▶ _Written problem_: Below are the entries; state how many of their lines contain the string "sell", and nothing more.

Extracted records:
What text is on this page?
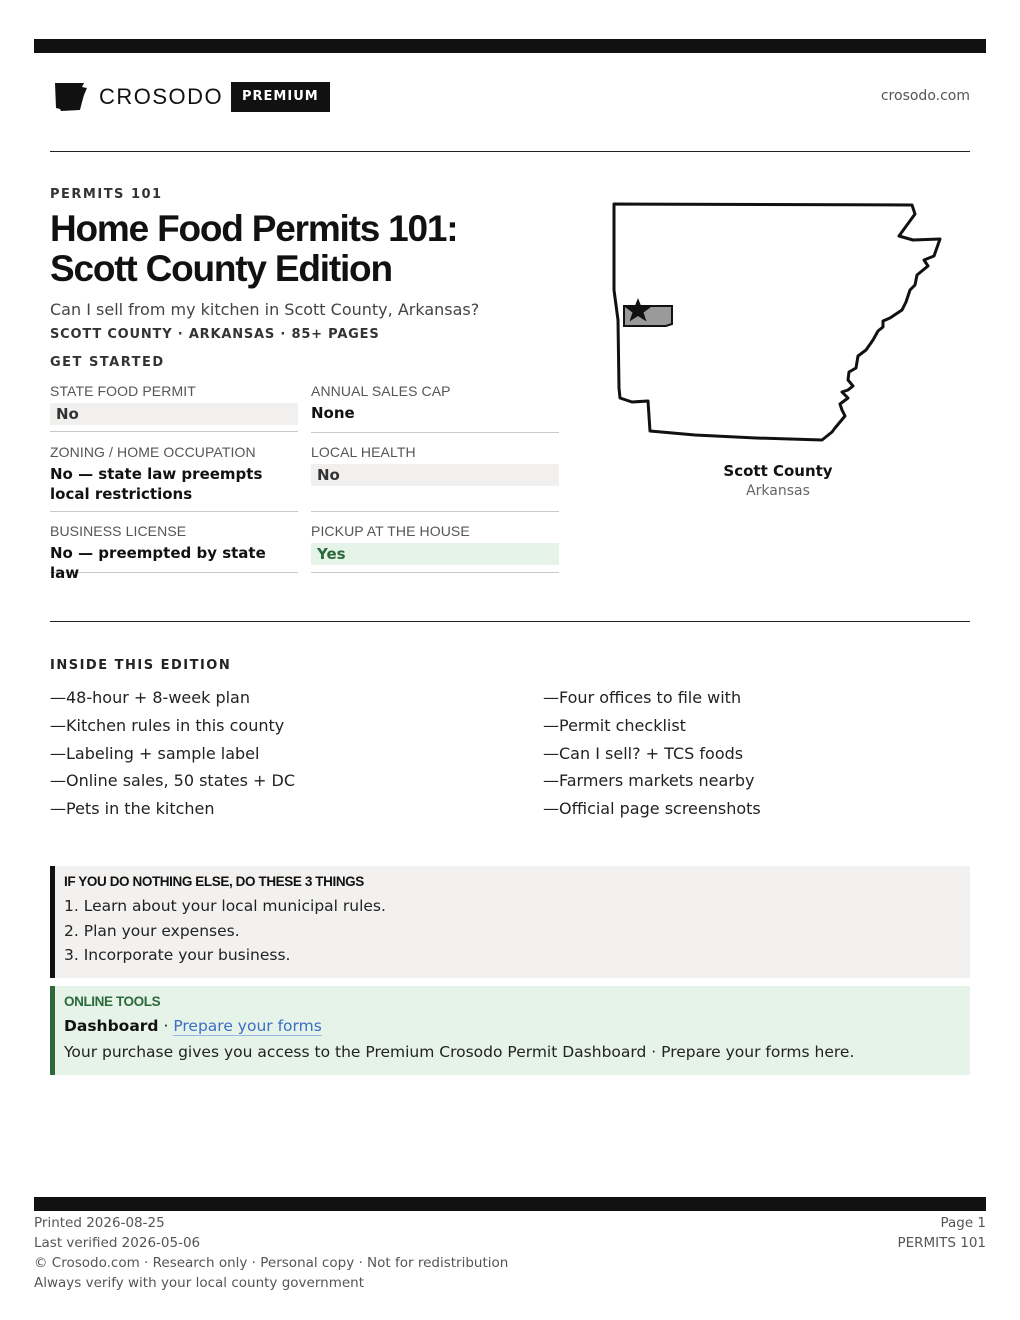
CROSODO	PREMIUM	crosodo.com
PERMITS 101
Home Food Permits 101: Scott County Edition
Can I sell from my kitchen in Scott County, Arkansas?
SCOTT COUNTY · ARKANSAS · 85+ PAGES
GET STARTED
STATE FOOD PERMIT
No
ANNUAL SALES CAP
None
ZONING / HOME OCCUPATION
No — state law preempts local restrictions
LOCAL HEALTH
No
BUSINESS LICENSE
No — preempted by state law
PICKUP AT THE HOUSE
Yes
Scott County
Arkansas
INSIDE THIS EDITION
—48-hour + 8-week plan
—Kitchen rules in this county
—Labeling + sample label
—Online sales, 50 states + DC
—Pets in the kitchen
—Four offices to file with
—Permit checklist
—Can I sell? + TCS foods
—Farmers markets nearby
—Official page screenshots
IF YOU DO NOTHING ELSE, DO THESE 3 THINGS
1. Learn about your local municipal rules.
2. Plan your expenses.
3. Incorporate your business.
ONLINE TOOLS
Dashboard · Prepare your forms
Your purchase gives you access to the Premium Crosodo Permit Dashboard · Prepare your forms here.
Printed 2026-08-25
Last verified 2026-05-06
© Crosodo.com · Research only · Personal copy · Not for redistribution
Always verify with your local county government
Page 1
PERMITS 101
--
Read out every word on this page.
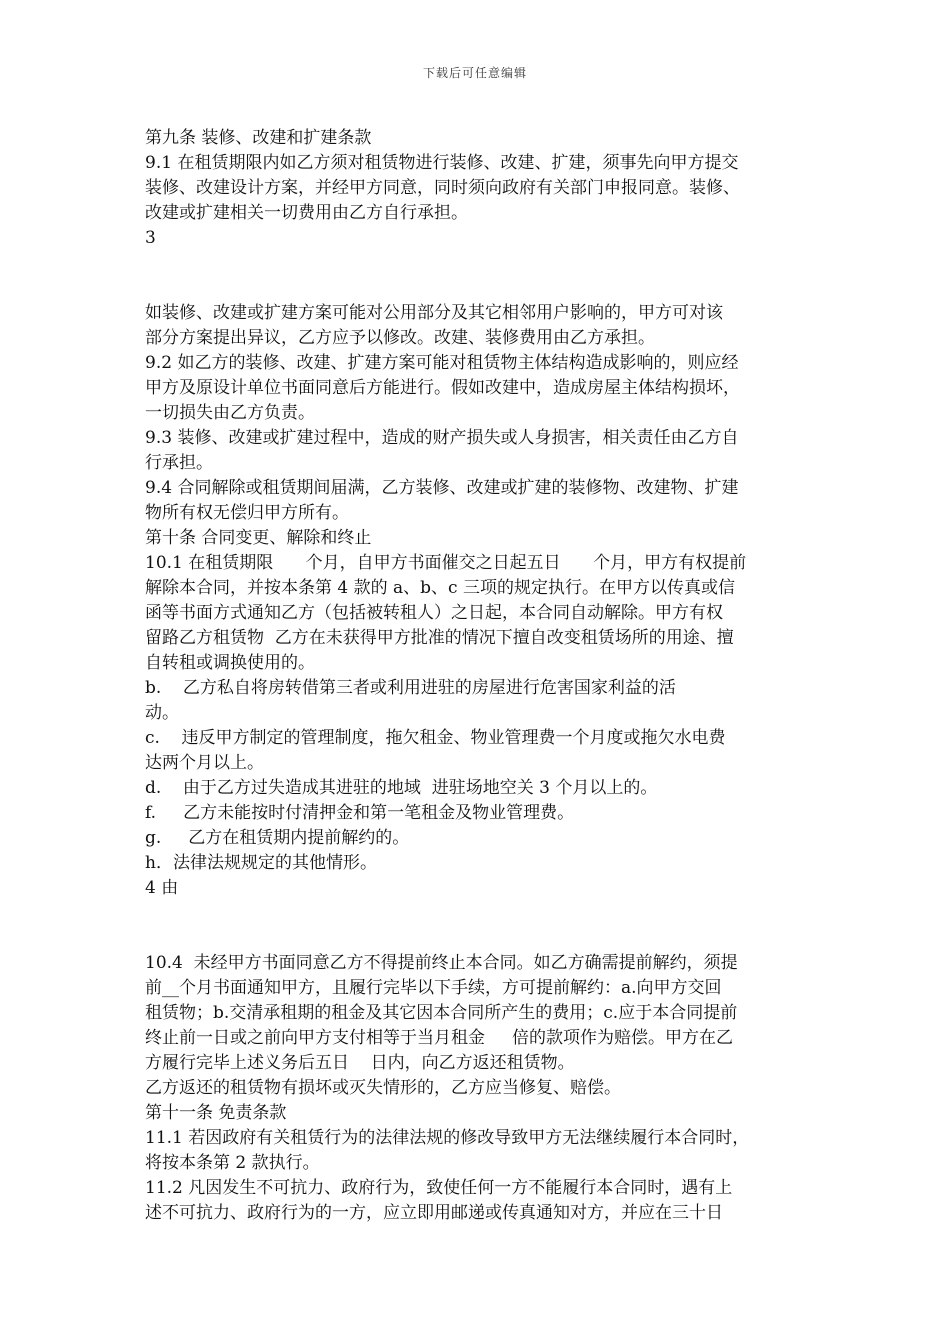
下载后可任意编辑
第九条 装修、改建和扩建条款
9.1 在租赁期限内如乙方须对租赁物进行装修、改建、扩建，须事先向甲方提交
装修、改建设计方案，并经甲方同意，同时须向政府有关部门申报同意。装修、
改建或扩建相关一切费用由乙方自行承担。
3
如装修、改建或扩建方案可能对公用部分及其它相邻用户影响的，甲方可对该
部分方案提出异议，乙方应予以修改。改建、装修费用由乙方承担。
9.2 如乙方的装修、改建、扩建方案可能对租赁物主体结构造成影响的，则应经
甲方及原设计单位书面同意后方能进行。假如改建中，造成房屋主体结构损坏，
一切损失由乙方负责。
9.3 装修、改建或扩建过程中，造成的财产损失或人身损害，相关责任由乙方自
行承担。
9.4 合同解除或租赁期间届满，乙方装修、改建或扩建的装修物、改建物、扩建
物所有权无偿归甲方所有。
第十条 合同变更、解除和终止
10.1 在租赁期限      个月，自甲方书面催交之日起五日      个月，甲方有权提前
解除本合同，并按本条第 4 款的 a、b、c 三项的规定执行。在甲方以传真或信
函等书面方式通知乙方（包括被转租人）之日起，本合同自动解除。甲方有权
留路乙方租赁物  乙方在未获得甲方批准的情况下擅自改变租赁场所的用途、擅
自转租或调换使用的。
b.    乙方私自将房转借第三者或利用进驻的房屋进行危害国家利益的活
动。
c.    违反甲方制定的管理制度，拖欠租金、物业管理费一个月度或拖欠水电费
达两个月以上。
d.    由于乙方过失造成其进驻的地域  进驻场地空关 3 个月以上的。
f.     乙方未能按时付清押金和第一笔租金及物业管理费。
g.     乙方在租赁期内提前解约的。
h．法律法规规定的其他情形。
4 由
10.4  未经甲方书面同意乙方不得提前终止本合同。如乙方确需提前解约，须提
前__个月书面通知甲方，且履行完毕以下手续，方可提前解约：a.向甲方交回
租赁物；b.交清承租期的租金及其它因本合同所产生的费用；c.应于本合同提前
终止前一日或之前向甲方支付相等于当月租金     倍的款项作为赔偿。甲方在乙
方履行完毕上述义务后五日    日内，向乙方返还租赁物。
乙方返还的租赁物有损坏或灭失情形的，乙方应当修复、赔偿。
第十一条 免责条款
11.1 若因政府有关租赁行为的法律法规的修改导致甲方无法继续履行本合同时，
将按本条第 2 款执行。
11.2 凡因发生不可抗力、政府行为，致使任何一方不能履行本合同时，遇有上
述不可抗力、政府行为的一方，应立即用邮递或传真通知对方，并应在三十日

▶ _Response for this exercise_: 2